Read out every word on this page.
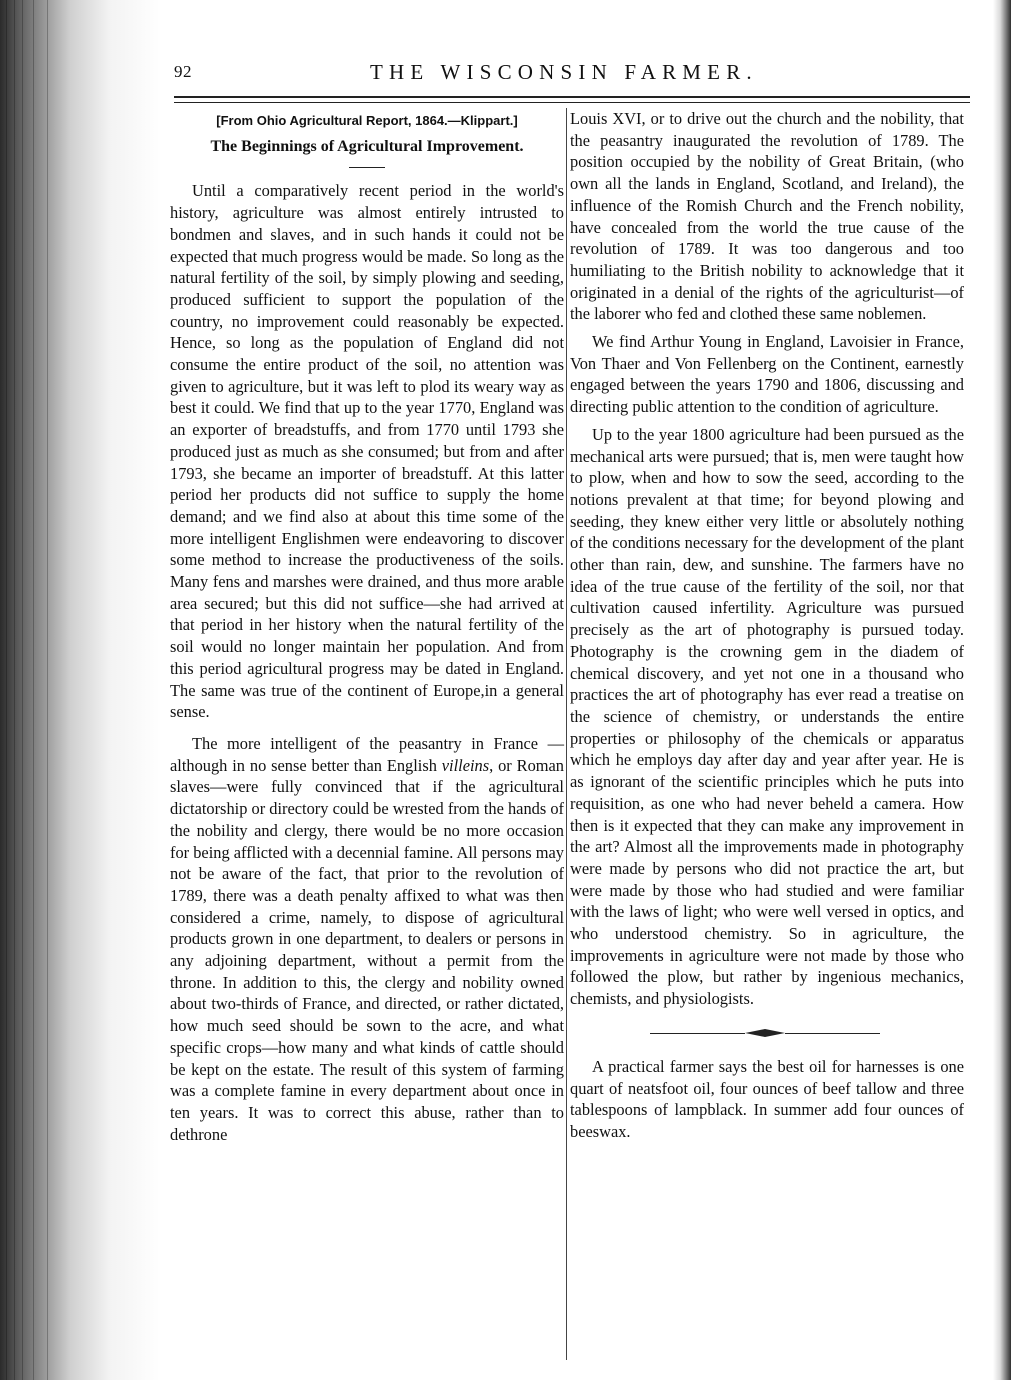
92	THE WISCONSIN FARMER.
[From Ohio Agricultural Report, 1864.—Klippart.]
The Beginnings of Agricultural Improvement.

Until a comparatively recent period in the world's history, agriculture was almost entirely intrusted to bondmen and slaves, and in such hands it could not be expected that much progress would be made. So long as the natural fertility of the soil, by simply plowing and seeding, produced sufficient to support the population of the country, no improvement could reasonably be expected. Hence, so long as the population of England did not consume the entire product of the soil, no attention was given to agriculture, but it was left to plod its weary way as best it could. We find that up to the year 1770, England was an exporter of breadstuffs, and from 1770 until 1793 she produced just as much as she consumed; but from and after 1793, she became an importer of breadstuff. At this latter period her products did not suffice to supply the home demand; and we find also at about this time some of the more intelligent Englishmen were endeavoring to discover some method to increase the productiveness of the soils. Many fens and marshes were drained, and thus more arable area secured; but this did not suffice—she had arrived at that period in her history when the natural fertility of the soil would no longer maintain her population. And from this period agricultural progress may be dated in England. The same was true of the continent of Europe,in a general sense.

The more intelligent of the peasantry in France —although in no sense better than English villeins, or Roman slaves—were fully convinced that if the agricultural dictatorship or directory could be wrested from the hands of the nobility and clergy, there would be no more occasion for being afflicted with a decennial famine. All persons may not be aware of the fact, that prior to the revolution of 1789, there was a death penalty affixed to what was then considered a crime, namely, to dispose of agricultural products grown in one department, to dealers or persons in any adjoining department, without a permit from the throne. In addition to this, the clergy and nobility owned about two-thirds of France, and directed, or rather dictated, how much seed should be sown to the acre, and what specific crops—how many and what kinds of cattle should be kept on the estate. The result of this system of farming was a complete famine in every department about once in ten years. It was to correct this abuse, rather than to dethrone

Louis XVI, or to drive out the church and the nobility, that the peasantry inaugurated the revolution of 1789. The position occupied by the nobility of Great Britain, (who own all the lands in England, Scotland, and Ireland), the influence of the Romish Church and the French nobility, have concealed from the world the true cause of the revolution of 1789. It was too dangerous and too humiliating to the British nobility to acknowledge that it originated in a denial of the rights of the agriculturist—of the laborer who fed and clothed these same noblemen.

We find Arthur Young in England, Lavoisier in France, Von Thaer and Von Fellenberg on the Continent, earnestly engaged between the years 1790 and 1806, discussing and directing public attention to the condition of agriculture.

Up to the year 1800 agriculture had been pursued as the mechanical arts were pursued; that is, men were taught how to plow, when and how to sow the seed, according to the notions prevalent at that time; for beyond plowing and seeding, they knew either very little or absolutely nothing of the conditions necessary for the development of the plant other than rain, dew, and sunshine. The farmers have no idea of the true cause of the fertility of the soil, nor that cultivation caused infertility. Agriculture was pursued precisely as the art of photography is pursued today. Photography is the crowning gem in the diadem of chemical discovery, and yet not one in a thousand who practices the art of photography has ever read a treatise on the science of chemistry, or understands the entire properties or philosophy of the chemicals or apparatus which he employs day after day and year after year. He is as ignorant of the scientific principles which he puts into requisition, as one who had never beheld a camera. How then is it expected that they can make any improvement in the art? Almost all the improvements made in photography were made by persons who did not practice the art, but were made by those who had studied and were familiar with the laws of light; who were well versed in optics, and who understood chemistry. So in agriculture, the improvements in agriculture were not made by those who followed the plow, but rather by ingenious mechanics, chemists, and physiologists.

A practical farmer says the best oil for harnesses is one quart of neatsfoot oil, four ounces of beef tallow and three tablespoons of lampblack. In summer add four ounces of beeswax.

+ + + + +

Leave the pictures out and copy the rest of the data exactly.

Read out every word on this page.
92	THE WISCONSIN FARMER.
[From Ohio Agricultural Report, 1864.—Klippart.]
The Beginnings of Agricultural Improvement.

Until a comparatively recent period in the world's history, agriculture was almost entirely intrusted to bondmen and slaves, and in such hands it could not be expected that much progress would be made. So long as the natural fertility of the soil, by simply plowing and seeding, produced sufficient to support the population of the country, no improvement could reasonably be expected. Hence, so long as the population of England did not consume the entire product of the soil, no attention was given to agriculture, but it was left to plod its weary way as best it could. We find that up to the year 1770, England was an exporter of breadstuffs, and from 1770 until 1793 she produced just as much as she consumed; but from and after 1793, she became an importer of breadstuff. At this latter period her products did not suffice to supply the home demand; and we find also at about this time some of the more intelligent Englishmen were endeavoring to discover some method to increase the productiveness of the soils. Many fens and marshes were drained, and thus more arable area secured; but this did not suffice—she had arrived at that period in her history when the natural fertility of the soil would no longer maintain her population. And from this period agricultural progress may be dated in England. The same was true of the continent of Europe,in a general sense.

The more intelligent of the peasantry in France —although in no sense better than English villeins, or Roman slaves—were fully convinced that if the agricultural dictatorship or directory could be wrested from the hands of the nobility and clergy, there would be no more occasion for being afflicted with a decennial famine. All persons may not be aware of the fact, that prior to the revolution of 1789, there was a death penalty affixed to what was then considered a crime, namely, to dispose of agricultural products grown in one department, to dealers or persons in any adjoining department, without a permit from the throne. In addition to this, the clergy and nobility owned about two-thirds of France, and directed, or rather dictated, how much seed should be sown to the acre, and what specific crops—how many and what kinds of cattle should be kept on the estate. The result of this system of farming was a complete famine in every department about once in ten years. It was to correct this abuse, rather than to dethrone

Louis XVI, or to drive out the church and the nobility, that the peasantry inaugurated the revolution of 1789. The position occupied by the nobility of Great Britain, (who own all the lands in England, Scotland, and Ireland), the influence of the Romish Church and the French nobility, have concealed from the world the true cause of the revolution of 1789. It was too dangerous and too humiliating to the British nobility to acknowledge that it originated in a denial of the rights of the agriculturist—of the laborer who fed and clothed these same noblemen.

We find Arthur Young in England, Lavoisier in France, Von Thaer and Von Fellenberg on the Continent, earnestly engaged between the years 1790 and 1806, discussing and directing public attention to the condition of agriculture.

Up to the year 1800 agriculture had been pursued as the mechanical arts were pursued; that is, men were taught how to plow, when and how to sow the seed, according to the notions prevalent at that time; for beyond plowing and seeding, they knew either very little or absolutely nothing of the conditions necessary for the development of the plant other than rain, dew, and sunshine. The farmers have no idea of the true cause of the fertility of the soil, nor that cultivation caused infertility. Agriculture was pursued precisely as the art of photography is pursued today. Photography is the crowning gem in the diadem of chemical discovery, and yet not one in a thousand who practices the art of photography has ever read a treatise on the science of chemistry, or understands the entire properties or philosophy of the chemicals or apparatus which he employs day after day and year after year. He is as ignorant of the scientific principles which he puts into requisition, as one who had never beheld a camera. How then is it expected that they can make any improvement in the art? Almost all the improvements made in photography were made by persons who did not practice the art, but were made by those who had studied and were familiar with the laws of light; who were well versed in optics, and who understood chemistry. So in agriculture, the improvements in agriculture were not made by those who followed the plow, but rather by ingenious mechanics, chemists, and physiologists.

A practical farmer says the best oil for harnesses is one quart of neatsfoot oil, four ounces of beef tallow and three tablespoons of lampblack. In summer add four ounces of beeswax.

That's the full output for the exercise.